(Stored dataset items)
## begin

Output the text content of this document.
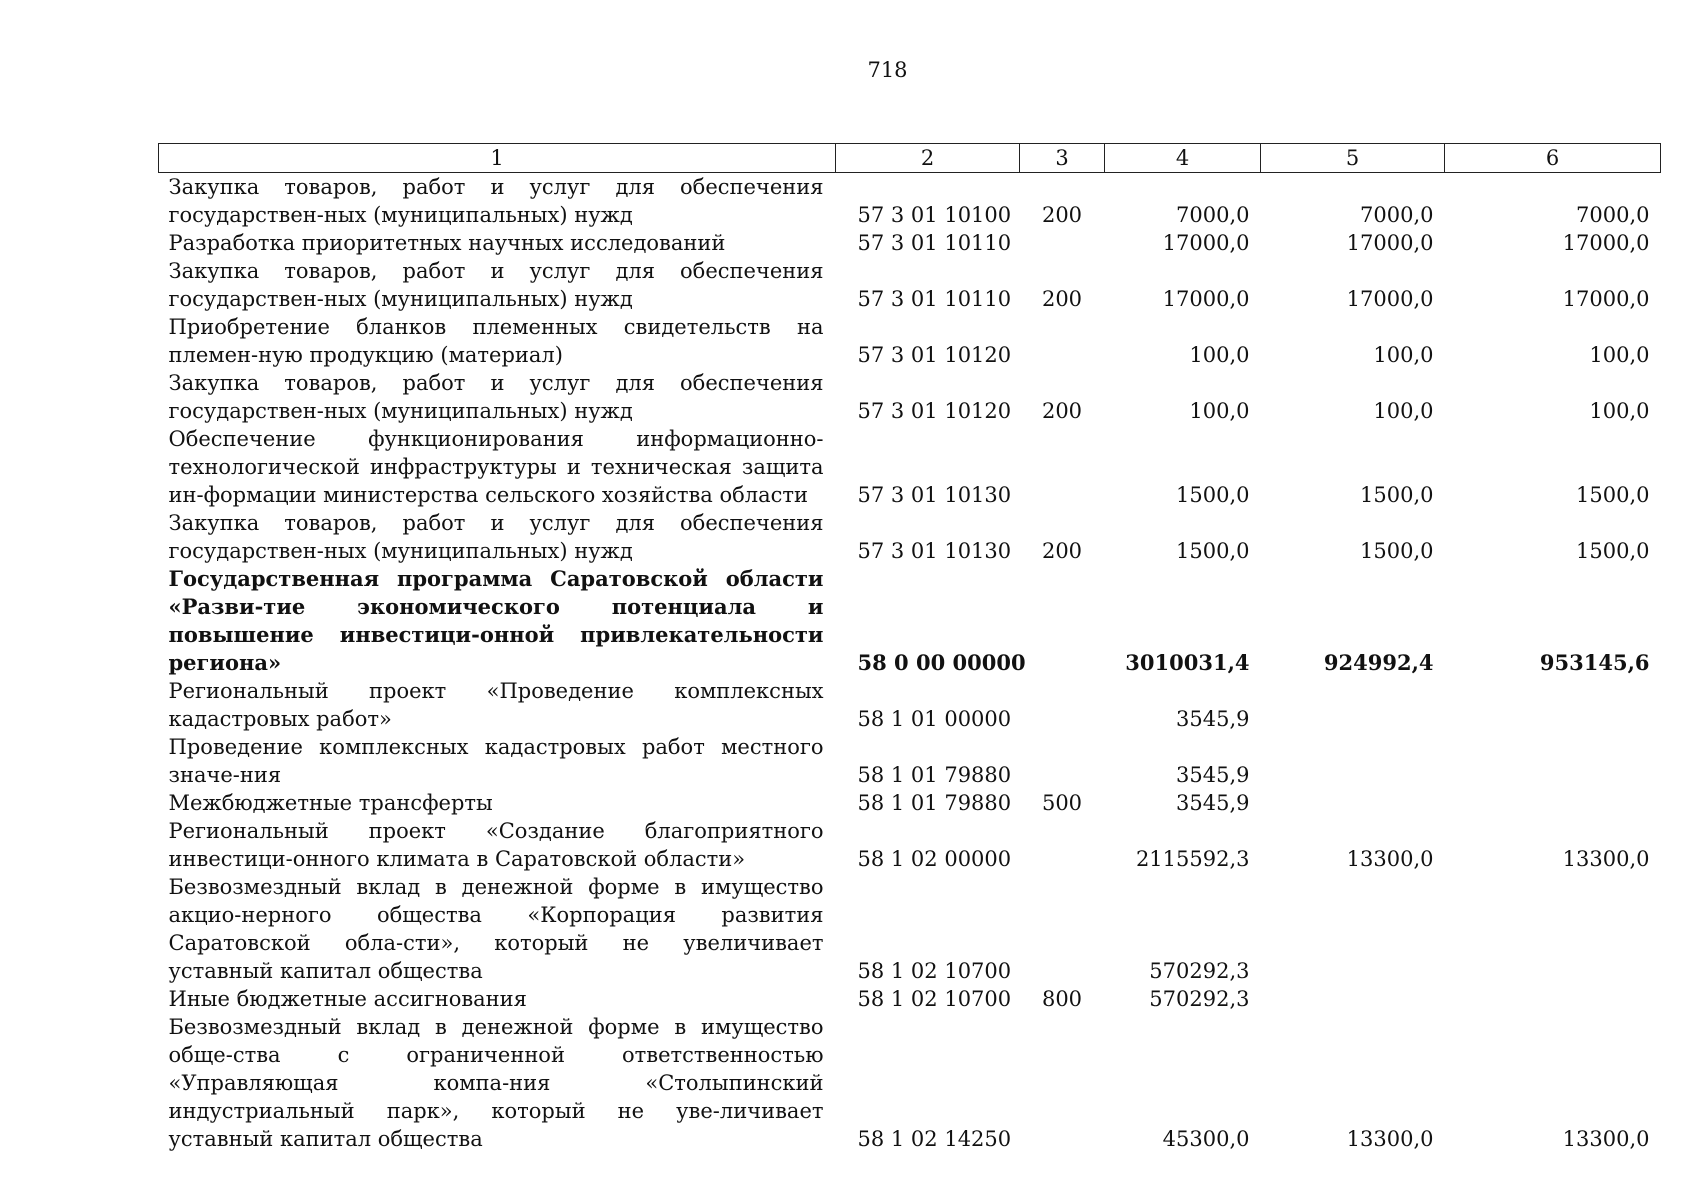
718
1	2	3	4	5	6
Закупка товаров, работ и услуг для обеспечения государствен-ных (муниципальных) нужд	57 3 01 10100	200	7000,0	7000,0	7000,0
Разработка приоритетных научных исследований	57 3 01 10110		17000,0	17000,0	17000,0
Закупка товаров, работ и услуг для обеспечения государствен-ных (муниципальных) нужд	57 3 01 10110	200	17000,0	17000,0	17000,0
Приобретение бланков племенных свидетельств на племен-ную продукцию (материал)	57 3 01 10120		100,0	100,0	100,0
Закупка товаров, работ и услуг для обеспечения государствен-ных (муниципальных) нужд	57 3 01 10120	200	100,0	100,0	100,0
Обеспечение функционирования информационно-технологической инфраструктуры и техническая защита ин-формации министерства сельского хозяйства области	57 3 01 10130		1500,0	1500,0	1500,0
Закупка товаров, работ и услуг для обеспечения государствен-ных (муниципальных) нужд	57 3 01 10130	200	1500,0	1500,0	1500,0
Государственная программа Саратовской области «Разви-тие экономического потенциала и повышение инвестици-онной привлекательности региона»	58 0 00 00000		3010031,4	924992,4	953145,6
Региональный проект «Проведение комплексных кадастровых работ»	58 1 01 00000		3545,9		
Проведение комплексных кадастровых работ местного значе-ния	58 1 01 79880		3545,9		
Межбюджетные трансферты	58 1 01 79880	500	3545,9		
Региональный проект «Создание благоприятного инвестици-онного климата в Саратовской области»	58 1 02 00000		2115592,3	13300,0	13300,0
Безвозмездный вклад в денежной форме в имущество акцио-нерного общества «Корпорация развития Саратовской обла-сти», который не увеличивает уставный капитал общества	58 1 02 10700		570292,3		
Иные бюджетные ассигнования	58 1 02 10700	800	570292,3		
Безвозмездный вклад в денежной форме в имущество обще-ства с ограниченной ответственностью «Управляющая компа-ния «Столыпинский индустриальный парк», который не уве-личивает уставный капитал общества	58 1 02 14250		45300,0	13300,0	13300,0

## end

Problem details: Show every line from the listing above in which the string "Проведение" appears.

Written solution:
Региональный проект «Проведение комплексных кадастровых работ»	58 1 01 00000		3545,9		
Проведение комплексных кадастровых работ местного значе-ния	58 1 01 79880		3545,9		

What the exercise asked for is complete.